**SET TASK:** Copy the data exactly as it appears, and do not include any pictures.

-- START RECORDS FOR THE EXERCISE --

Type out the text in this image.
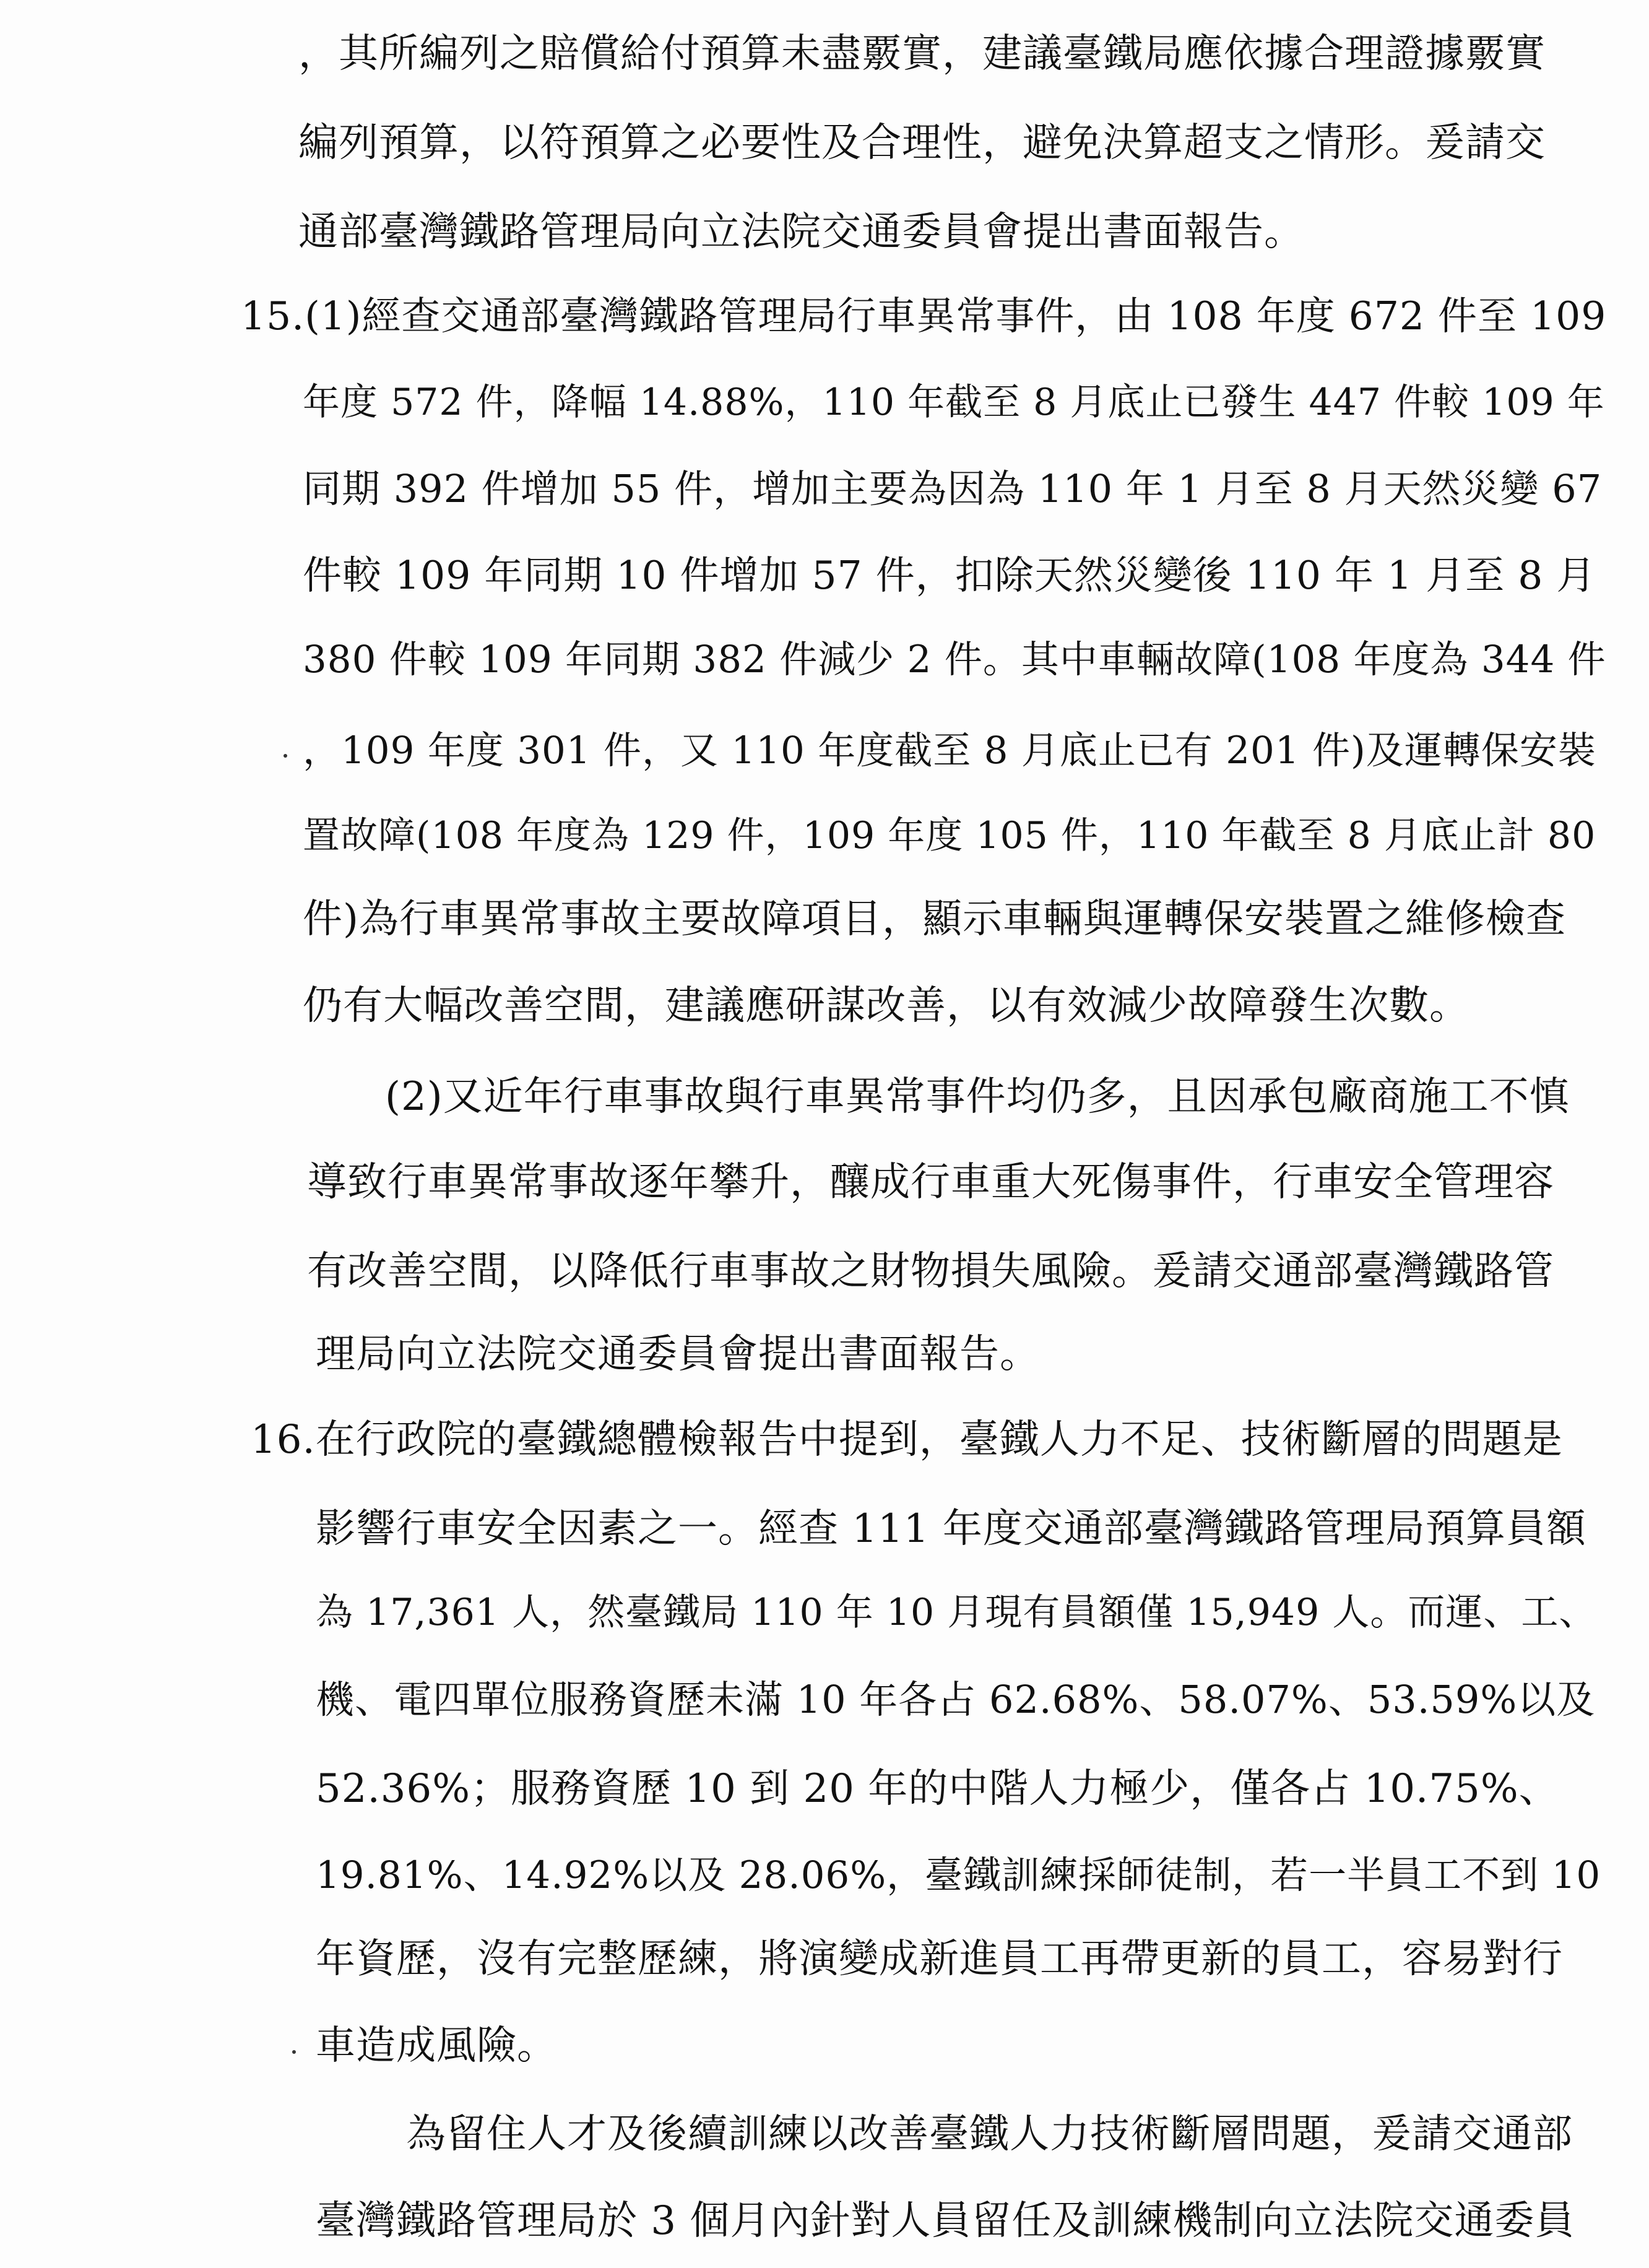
，其所編列之賠償給付預算未盡覈實，建議臺鐵局應依據合理證據覈實
編列預算，以符預算之必要性及合理性，避免決算超支之情形。爰請交
通部臺灣鐵路管理局向立法院交通委員會提出書面報告。
15.(1)經查交通部臺灣鐵路管理局行車異常事件，由 108 年度 672 件至 109
年度 572 件，降幅 14.88%，110 年截至 8 月底止已發生 447 件較 109 年
同期 392 件增加 55 件，增加主要為因為 110 年 1 月至 8 月天然災變 67
件較 109 年同期 10 件增加 57 件，扣除天然災變後 110 年 1 月至 8 月
380 件較 109 年同期 382 件減少 2 件。其中車輛故障(108 年度為 344 件
，109 年度 301 件，又 110 年度截至 8 月底止已有 201 件)及運轉保安裝
置故障(108 年度為 129 件，109 年度 105 件，110 年截至 8 月底止計 80
件)為行車異常事故主要故障項目，顯示車輛與運轉保安裝置之維修檢查
仍有大幅改善空間，建議應研謀改善，以有效減少故障發生次數。
(2)又近年行車事故與行車異常事件均仍多，且因承包廠商施工不慎
導致行車異常事故逐年攀升，釀成行車重大死傷事件，行車安全管理容
有改善空間，以降低行車事故之財物損失風險。爰請交通部臺灣鐵路管
理局向立法院交通委員會提出書面報告。
16.在行政院的臺鐵總體檢報告中提到，臺鐵人力不足、技術斷層的問題是
影響行車安全因素之一。經查 111 年度交通部臺灣鐵路管理局預算員額
為 17,361 人，然臺鐵局 110 年 10 月現有員額僅 15,949 人。而運、工、
機、電四單位服務資歷未滿 10 年各占 62.68%、58.07%、53.59%以及
52.36%；服務資歷 10 到 20 年的中階人力極少，僅各占 10.75%、
19.81%、14.92%以及 28.06%，臺鐵訓練採師徒制，若一半員工不到 10
年資歷，沒有完整歷練，將演變成新進員工再帶更新的員工，容易對行
車造成風險。
為留住人才及後續訓練以改善臺鐵人力技術斷層問題，爰請交通部
臺灣鐵路管理局於 3 個月內針對人員留任及訓練機制向立法院交通委員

-- END RECORDS FOR THE EXERCISE --

**EXPECTED OUTPUT:**
Type out the text in this image.
，其所編列之賠償給付預算未盡覈實，建議臺鐵局應依據合理證據覈實
編列預算，以符預算之必要性及合理性，避免決算超支之情形。爰請交
通部臺灣鐵路管理局向立法院交通委員會提出書面報告。
15.(1)經查交通部臺灣鐵路管理局行車異常事件，由 108 年度 672 件至 109
年度 572 件，降幅 14.88%，110 年截至 8 月底止已發生 447 件較 109 年
同期 392 件增加 55 件，增加主要為因為 110 年 1 月至 8 月天然災變 67
件較 109 年同期 10 件增加 57 件，扣除天然災變後 110 年 1 月至 8 月
380 件較 109 年同期 382 件減少 2 件。其中車輛故障(108 年度為 344 件
，109 年度 301 件，又 110 年度截至 8 月底止已有 201 件)及運轉保安裝
置故障(108 年度為 129 件，109 年度 105 件，110 年截至 8 月底止計 80
件)為行車異常事故主要故障項目，顯示車輛與運轉保安裝置之維修檢查
仍有大幅改善空間，建議應研謀改善，以有效減少故障發生次數。
(2)又近年行車事故與行車異常事件均仍多，且因承包廠商施工不慎
導致行車異常事故逐年攀升，釀成行車重大死傷事件，行車安全管理容
有改善空間，以降低行車事故之財物損失風險。爰請交通部臺灣鐵路管
理局向立法院交通委員會提出書面報告。
16.在行政院的臺鐵總體檢報告中提到，臺鐵人力不足、技術斷層的問題是
影響行車安全因素之一。經查 111 年度交通部臺灣鐵路管理局預算員額
為 17,361 人，然臺鐵局 110 年 10 月現有員額僅 15,949 人。而運、工、
機、電四單位服務資歷未滿 10 年各占 62.68%、58.07%、53.59%以及
52.36%；服務資歷 10 到 20 年的中階人力極少，僅各占 10.75%、
19.81%、14.92%以及 28.06%，臺鐵訓練採師徒制，若一半員工不到 10
年資歷，沒有完整歷練，將演變成新進員工再帶更新的員工，容易對行
車造成風險。
為留住人才及後續訓練以改善臺鐵人力技術斷層問題，爰請交通部
臺灣鐵路管理局於 3 個月內針對人員留任及訓練機制向立法院交通委員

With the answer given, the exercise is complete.